• [The exercise]:
Output every entry exactly as written, skipping any pictures.

(Dataset records)
════════════════
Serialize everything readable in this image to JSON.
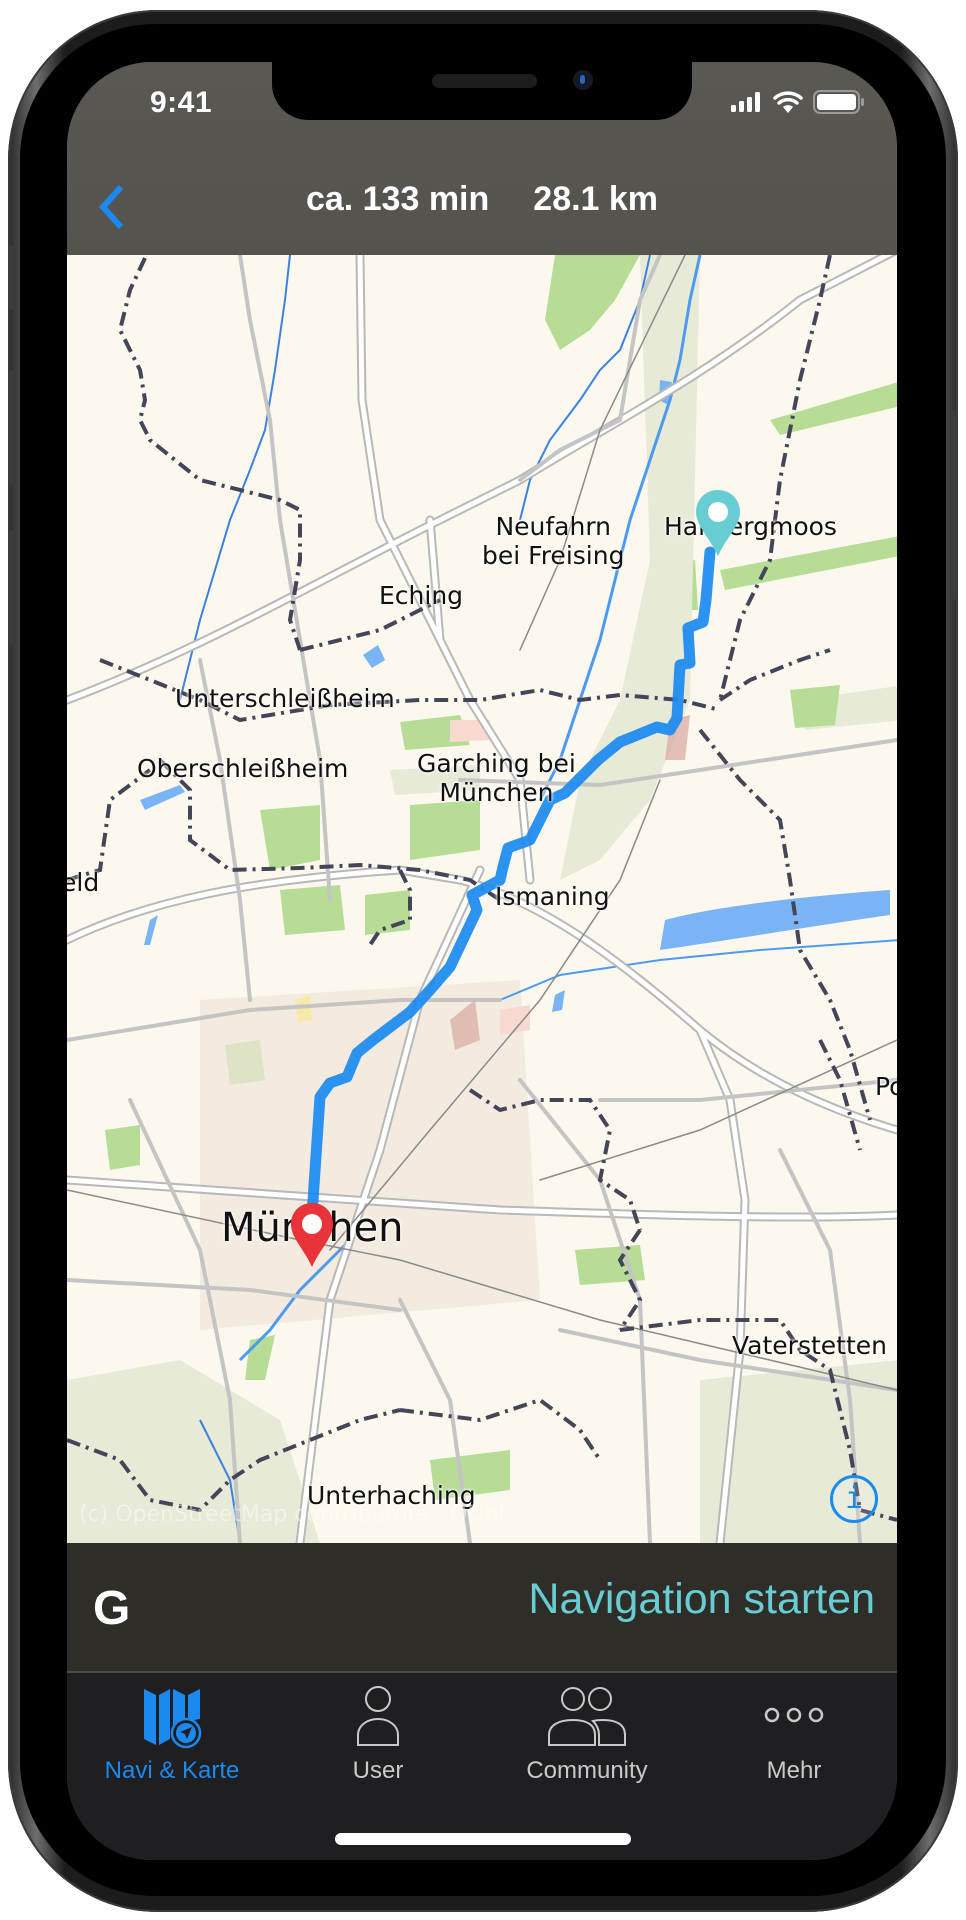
{
  "status_bar": {
    "time": "9:41",
    "icons": [
      "cellular-signal-icon",
      "wifi-icon",
      "battery-icon"
    ]
  },
  "header": {
    "back_icon": "chevron-left-icon",
    "duration": "ca. 133 min",
    "distance": "28.1 km"
  },
  "map": {
    "labels": [
      {
        "id": "neufahrn",
        "text": "Neufahrn\nbei Freising"
      },
      {
        "id": "hallbergmoos",
        "text": "Hallbergmoos"
      },
      {
        "id": "eching",
        "text": "Eching"
      },
      {
        "id": "unterschleissheim",
        "text": "Unterschleißheim"
      },
      {
        "id": "oberschleissheim",
        "text": "Oberschleißheim"
      },
      {
        "id": "garching",
        "text": "Garching bei\nMünchen"
      },
      {
        "id": "karlsfeld",
        "text": "eld"
      },
      {
        "id": "ismaning",
        "text": "Ismaning"
      },
      {
        "id": "poing",
        "text": "Po"
      },
      {
        "id": "muenchen",
        "text": "München"
      },
      {
        "id": "vaterstetten",
        "text": "Vaterstetten"
      },
      {
        "id": "unterhaching",
        "text": "Unterhaching"
      }
    ],
    "attribution": "(c) OpenStreetMap contributors - ODbL",
    "info_button": "i",
    "start_marker": {
      "label": "Start",
      "color": "#67cdd3"
    },
    "end_marker": {
      "label": "Ziel",
      "color": "#e8333a"
    },
    "route_color": "#1a8af0"
  },
  "action_bar": {
    "logo": "G",
    "start_navigation": "Navigation starten"
  },
  "tab_bar": {
    "tabs": [
      {
        "label": "Navi & Karte",
        "icon": "map-navigation-icon",
        "active": true
      },
      {
        "label": "User",
        "icon": "user-icon",
        "active": false
      },
      {
        "label": "Community",
        "icon": "community-icon",
        "active": false
      },
      {
        "label": "Mehr",
        "icon": "more-icon",
        "active": false
      }
    ]
  },
  "colors": {
    "accent_blue": "#1a8af0",
    "accent_teal": "#67cdd3",
    "header_bg": "#57554f",
    "tab_bar_bg": "#1f1f21"
  }
}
════════════════
• [Response]:
Serialize everything readable in this image to JSON.
{
  "status_bar": {
    "time": "9:41",
    "icons": [
      "cellular-signal-icon",
      "wifi-icon",
      "battery-icon"
    ]
  },
  "header": {
    "back_icon": "chevron-left-icon",
    "duration": "ca. 133 min",
    "distance": "28.1 km"
  },
  "map": {
    "labels": [
      {
        "id": "neufahrn",
        "text": "Neufahrn\nbei Freising"
      },
      {
        "id": "hallbergmoos",
        "text": "Hallbergmoos"
      },
      {
        "id": "eching",
        "text": "Eching"
      },
      {
        "id": "unterschleissheim",
        "text": "Unterschleißheim"
      },
      {
        "id": "oberschleissheim",
        "text": "Oberschleißheim"
      },
      {
        "id": "garching",
        "text": "Garching bei\nMünchen"
      },
      {
        "id": "karlsfeld",
        "text": "eld"
      },
      {
        "id": "ismaning",
        "text": "Ismaning"
      },
      {
        "id": "poing",
        "text": "Po"
      },
      {
        "id": "muenchen",
        "text": "München"
      },
      {
        "id": "vaterstetten",
        "text": "Vaterstetten"
      },
      {
        "id": "unterhaching",
        "text": "Unterhaching"
      }
    ],
    "attribution": "(c) OpenStreetMap contributors - ODbL",
    "info_button": "i",
    "start_marker": {
      "label": "Start",
      "color": "#67cdd3"
    },
    "end_marker": {
      "label": "Ziel",
      "color": "#e8333a"
    },
    "route_color": "#1a8af0"
  },
  "action_bar": {
    "logo": "G",
    "start_navigation": "Navigation starten"
  },
  "tab_bar": {
    "tabs": [
      {
        "label": "Navi & Karte",
        "icon": "map-navigation-icon",
        "active": true
      },
      {
        "label": "User",
        "icon": "user-icon",
        "active": false
      },
      {
        "label": "Community",
        "icon": "community-icon",
        "active": false
      },
      {
        "label": "Mehr",
        "icon": "more-icon",
        "active": false
      }
    ]
  },
  "colors": {
    "accent_blue": "#1a8af0",
    "accent_teal": "#67cdd3",
    "header_bg": "#57554f",
    "tab_bar_bg": "#1f1f21"
  }
}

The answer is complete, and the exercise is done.